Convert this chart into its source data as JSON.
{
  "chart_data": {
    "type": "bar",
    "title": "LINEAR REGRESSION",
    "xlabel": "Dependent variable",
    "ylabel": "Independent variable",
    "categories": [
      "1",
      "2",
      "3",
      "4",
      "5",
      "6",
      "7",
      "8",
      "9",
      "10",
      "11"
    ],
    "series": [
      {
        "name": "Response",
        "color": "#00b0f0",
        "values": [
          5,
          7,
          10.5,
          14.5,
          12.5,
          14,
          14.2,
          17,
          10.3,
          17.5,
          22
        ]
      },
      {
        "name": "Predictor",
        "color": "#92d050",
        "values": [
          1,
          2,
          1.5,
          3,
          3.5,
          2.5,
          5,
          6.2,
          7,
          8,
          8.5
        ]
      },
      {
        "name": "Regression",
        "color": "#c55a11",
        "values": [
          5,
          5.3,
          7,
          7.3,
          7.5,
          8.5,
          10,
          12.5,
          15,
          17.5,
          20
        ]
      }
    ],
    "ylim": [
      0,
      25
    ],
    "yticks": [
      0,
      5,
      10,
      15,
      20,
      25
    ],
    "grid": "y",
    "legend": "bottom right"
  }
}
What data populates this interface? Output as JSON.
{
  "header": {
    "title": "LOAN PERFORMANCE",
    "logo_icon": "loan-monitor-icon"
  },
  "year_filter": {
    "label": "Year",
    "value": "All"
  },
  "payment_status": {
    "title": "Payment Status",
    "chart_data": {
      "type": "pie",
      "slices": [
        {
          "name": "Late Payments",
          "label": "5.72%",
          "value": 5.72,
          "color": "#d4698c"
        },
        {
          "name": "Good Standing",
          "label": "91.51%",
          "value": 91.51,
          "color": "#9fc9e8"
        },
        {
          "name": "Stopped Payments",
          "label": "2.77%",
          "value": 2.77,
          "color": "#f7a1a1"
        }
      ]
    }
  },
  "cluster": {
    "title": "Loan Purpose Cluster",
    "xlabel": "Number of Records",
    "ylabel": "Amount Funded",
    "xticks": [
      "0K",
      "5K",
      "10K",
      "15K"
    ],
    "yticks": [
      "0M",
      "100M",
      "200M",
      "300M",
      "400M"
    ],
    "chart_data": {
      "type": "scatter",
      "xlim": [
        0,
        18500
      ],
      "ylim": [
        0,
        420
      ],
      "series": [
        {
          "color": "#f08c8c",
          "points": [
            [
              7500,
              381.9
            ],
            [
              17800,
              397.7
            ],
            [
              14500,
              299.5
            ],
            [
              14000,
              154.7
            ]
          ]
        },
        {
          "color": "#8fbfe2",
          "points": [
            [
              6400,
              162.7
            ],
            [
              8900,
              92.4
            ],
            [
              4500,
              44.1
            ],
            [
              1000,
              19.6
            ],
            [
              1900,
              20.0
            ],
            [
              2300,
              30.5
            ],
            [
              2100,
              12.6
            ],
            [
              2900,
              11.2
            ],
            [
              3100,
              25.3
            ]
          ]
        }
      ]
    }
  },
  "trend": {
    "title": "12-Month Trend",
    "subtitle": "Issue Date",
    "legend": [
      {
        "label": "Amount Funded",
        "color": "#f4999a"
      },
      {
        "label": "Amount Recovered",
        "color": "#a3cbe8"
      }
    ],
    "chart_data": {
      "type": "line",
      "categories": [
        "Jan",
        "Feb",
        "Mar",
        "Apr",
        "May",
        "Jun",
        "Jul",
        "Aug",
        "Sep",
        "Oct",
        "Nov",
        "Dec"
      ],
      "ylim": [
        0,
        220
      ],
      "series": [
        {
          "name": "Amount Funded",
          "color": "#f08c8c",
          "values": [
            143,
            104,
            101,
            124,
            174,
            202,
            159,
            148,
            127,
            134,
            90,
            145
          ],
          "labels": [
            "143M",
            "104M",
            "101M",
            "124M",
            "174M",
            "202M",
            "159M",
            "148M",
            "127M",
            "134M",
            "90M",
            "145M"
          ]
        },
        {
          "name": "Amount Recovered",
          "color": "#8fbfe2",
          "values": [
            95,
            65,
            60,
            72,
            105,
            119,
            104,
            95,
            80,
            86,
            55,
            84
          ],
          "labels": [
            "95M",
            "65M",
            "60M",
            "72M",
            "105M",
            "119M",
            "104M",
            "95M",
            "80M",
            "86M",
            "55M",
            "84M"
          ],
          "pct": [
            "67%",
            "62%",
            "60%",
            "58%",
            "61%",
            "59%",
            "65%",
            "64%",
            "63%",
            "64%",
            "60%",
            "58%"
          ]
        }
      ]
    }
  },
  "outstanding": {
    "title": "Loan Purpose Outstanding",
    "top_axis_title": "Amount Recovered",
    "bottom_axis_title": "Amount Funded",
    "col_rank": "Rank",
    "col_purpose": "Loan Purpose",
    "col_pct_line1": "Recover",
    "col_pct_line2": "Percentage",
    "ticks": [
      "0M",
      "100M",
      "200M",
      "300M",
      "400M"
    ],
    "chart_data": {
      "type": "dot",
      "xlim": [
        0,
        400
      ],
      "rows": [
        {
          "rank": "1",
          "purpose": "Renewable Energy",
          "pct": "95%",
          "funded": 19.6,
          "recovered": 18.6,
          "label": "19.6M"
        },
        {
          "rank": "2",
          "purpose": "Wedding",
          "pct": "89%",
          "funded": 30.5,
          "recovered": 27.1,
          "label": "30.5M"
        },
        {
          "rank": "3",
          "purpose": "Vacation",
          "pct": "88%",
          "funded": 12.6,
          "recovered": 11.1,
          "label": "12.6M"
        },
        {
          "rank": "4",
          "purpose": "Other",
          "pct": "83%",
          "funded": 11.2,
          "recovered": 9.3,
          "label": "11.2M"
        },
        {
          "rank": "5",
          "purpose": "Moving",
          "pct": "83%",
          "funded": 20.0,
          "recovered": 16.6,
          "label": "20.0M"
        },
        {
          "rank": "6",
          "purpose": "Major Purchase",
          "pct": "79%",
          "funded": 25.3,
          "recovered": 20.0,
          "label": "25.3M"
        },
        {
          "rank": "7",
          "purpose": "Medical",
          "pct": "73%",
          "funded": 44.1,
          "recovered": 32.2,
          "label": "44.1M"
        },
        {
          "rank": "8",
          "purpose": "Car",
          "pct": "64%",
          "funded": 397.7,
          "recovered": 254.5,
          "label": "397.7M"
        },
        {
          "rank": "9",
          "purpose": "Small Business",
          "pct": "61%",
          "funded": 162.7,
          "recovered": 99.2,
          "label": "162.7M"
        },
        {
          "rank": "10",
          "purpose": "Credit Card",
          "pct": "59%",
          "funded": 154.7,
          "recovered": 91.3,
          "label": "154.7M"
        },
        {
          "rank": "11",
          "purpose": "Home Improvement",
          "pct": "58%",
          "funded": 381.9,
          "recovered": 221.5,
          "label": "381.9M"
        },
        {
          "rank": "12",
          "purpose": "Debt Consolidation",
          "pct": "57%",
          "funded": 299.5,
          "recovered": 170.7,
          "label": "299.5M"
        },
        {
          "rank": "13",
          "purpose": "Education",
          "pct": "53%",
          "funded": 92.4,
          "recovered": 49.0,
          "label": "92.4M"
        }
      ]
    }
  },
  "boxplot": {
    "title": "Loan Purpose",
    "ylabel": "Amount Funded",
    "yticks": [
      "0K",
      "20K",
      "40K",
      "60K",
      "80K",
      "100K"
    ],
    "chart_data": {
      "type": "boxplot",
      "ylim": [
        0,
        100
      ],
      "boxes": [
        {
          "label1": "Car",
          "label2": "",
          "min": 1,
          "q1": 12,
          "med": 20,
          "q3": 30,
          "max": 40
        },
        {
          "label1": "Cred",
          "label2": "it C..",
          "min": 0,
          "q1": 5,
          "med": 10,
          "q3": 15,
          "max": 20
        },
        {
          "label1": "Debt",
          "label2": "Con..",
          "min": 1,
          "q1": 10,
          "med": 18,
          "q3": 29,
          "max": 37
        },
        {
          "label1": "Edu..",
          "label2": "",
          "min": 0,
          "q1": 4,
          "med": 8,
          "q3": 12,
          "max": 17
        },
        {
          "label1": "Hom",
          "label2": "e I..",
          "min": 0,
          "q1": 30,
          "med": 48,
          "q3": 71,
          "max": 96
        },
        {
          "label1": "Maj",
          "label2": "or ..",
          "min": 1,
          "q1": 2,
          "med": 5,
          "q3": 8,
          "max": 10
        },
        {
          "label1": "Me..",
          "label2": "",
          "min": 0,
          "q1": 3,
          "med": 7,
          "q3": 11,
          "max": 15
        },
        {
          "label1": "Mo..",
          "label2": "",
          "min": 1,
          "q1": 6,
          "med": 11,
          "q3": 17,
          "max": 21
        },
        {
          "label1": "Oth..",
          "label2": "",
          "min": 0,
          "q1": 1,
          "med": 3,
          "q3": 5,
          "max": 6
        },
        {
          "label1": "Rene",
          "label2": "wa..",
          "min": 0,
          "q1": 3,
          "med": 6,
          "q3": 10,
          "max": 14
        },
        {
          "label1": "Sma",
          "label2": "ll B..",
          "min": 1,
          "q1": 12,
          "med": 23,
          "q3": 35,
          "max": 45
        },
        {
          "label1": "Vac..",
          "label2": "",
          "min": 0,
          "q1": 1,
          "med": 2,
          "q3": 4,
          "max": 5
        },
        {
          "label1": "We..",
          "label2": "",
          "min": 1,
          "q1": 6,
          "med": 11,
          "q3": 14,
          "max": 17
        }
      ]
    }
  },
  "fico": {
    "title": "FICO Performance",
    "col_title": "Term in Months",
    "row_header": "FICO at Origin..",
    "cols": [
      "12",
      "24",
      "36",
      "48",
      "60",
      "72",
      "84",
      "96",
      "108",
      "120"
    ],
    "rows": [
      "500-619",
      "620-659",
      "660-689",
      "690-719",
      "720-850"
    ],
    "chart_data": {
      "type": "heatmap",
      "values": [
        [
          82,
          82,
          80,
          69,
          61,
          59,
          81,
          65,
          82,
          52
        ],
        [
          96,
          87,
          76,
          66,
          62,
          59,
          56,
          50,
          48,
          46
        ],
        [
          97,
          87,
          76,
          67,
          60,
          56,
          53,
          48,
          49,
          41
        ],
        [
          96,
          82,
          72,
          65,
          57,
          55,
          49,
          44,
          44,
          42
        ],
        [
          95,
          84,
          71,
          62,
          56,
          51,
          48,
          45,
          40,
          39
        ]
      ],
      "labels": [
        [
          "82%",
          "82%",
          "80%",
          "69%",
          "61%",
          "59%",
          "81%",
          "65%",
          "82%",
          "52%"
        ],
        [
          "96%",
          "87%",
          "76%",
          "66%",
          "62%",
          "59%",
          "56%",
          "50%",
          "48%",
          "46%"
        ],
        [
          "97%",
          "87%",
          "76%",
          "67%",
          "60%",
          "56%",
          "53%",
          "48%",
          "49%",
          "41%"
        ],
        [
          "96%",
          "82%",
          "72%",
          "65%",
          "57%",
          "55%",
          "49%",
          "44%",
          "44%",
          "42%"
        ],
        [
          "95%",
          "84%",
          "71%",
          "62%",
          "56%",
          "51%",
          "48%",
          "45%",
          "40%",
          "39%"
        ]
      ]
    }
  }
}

# [SET PROBLEM]
Select all lines with the word "xlabel" from the entries above.

# [SOLUTION]
    "xlabel": "Dependent variable",
    "xlabel": "Number of Records",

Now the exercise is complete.